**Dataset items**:

## BEGIN

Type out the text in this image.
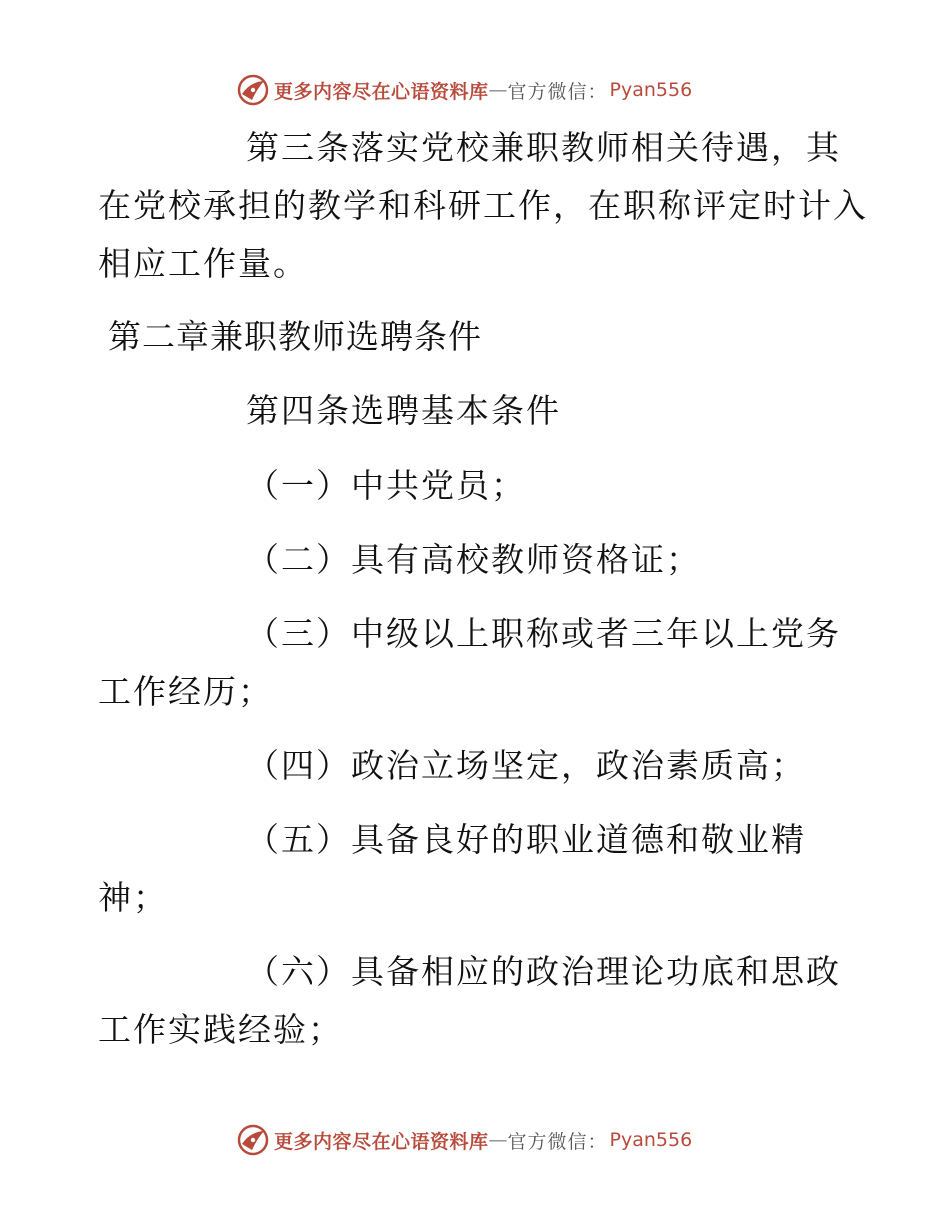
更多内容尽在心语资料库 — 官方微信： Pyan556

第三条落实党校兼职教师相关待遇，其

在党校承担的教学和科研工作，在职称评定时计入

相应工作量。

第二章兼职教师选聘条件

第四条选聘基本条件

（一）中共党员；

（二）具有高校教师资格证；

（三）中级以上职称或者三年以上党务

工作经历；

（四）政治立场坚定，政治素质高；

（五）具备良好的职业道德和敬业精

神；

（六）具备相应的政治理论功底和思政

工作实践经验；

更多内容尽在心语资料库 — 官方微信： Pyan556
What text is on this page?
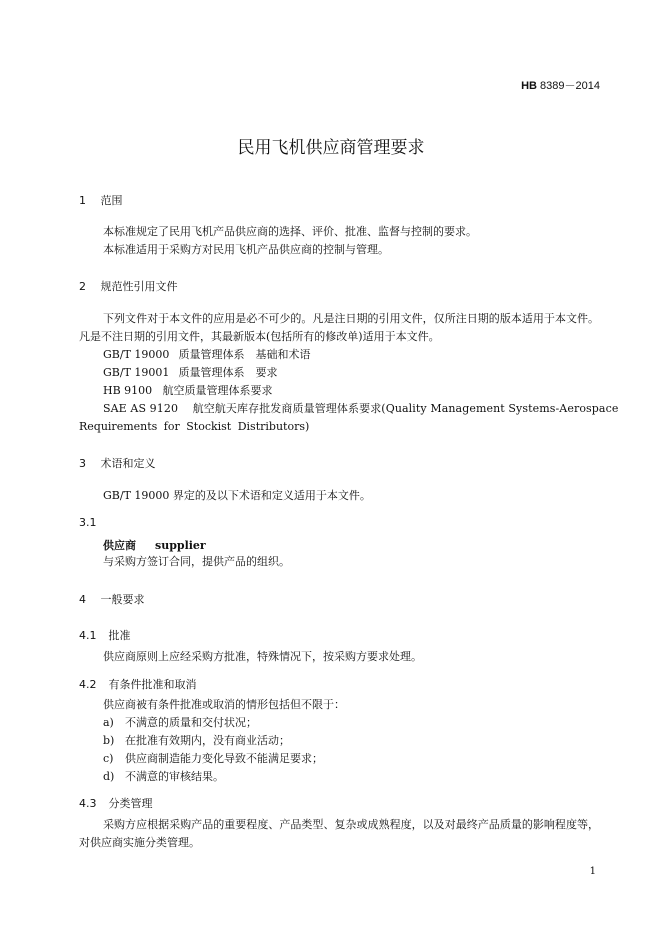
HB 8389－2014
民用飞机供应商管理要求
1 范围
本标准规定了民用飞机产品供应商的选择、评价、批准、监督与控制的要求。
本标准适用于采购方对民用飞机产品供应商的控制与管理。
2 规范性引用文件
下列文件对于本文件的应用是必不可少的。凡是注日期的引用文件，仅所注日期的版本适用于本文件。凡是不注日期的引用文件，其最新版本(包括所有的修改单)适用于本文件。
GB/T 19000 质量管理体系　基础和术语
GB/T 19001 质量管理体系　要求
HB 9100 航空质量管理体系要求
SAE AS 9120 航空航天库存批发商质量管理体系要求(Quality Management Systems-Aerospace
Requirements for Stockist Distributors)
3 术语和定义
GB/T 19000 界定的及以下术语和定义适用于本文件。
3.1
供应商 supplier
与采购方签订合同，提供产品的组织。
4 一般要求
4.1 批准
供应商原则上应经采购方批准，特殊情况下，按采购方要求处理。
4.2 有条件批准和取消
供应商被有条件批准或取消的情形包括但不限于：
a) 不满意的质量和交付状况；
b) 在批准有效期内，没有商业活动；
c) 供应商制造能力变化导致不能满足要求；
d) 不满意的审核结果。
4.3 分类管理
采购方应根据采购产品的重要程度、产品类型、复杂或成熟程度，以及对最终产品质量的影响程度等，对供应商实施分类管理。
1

## END

In the records above, locate the line containing "What text is on this page?", then copy exactly that line and every line after it through the end, omitting pictures.

What text is on this page?
HB 8389－2014
民用飞机供应商管理要求
1 范围
本标准规定了民用飞机产品供应商的选择、评价、批准、监督与控制的要求。
本标准适用于采购方对民用飞机产品供应商的控制与管理。
2 规范性引用文件
下列文件对于本文件的应用是必不可少的。凡是注日期的引用文件，仅所注日期的版本适用于本文件。凡是不注日期的引用文件，其最新版本(包括所有的修改单)适用于本文件。
GB/T 19000 质量管理体系　基础和术语
GB/T 19001 质量管理体系　要求
HB 9100 航空质量管理体系要求
SAE AS 9120 航空航天库存批发商质量管理体系要求(Quality Management Systems-Aerospace
Requirements for Stockist Distributors)
3 术语和定义
GB/T 19000 界定的及以下术语和定义适用于本文件。
3.1
供应商 supplier
与采购方签订合同，提供产品的组织。
4 一般要求
4.1 批准
供应商原则上应经采购方批准，特殊情况下，按采购方要求处理。
4.2 有条件批准和取消
供应商被有条件批准或取消的情形包括但不限于：
a) 不满意的质量和交付状况；
b) 在批准有效期内，没有商业活动；
c) 供应商制造能力变化导致不能满足要求；
d) 不满意的审核结果。
4.3 分类管理
采购方应根据采购产品的重要程度、产品类型、复杂或成熟程度，以及对最终产品质量的影响程度等，对供应商实施分类管理。
1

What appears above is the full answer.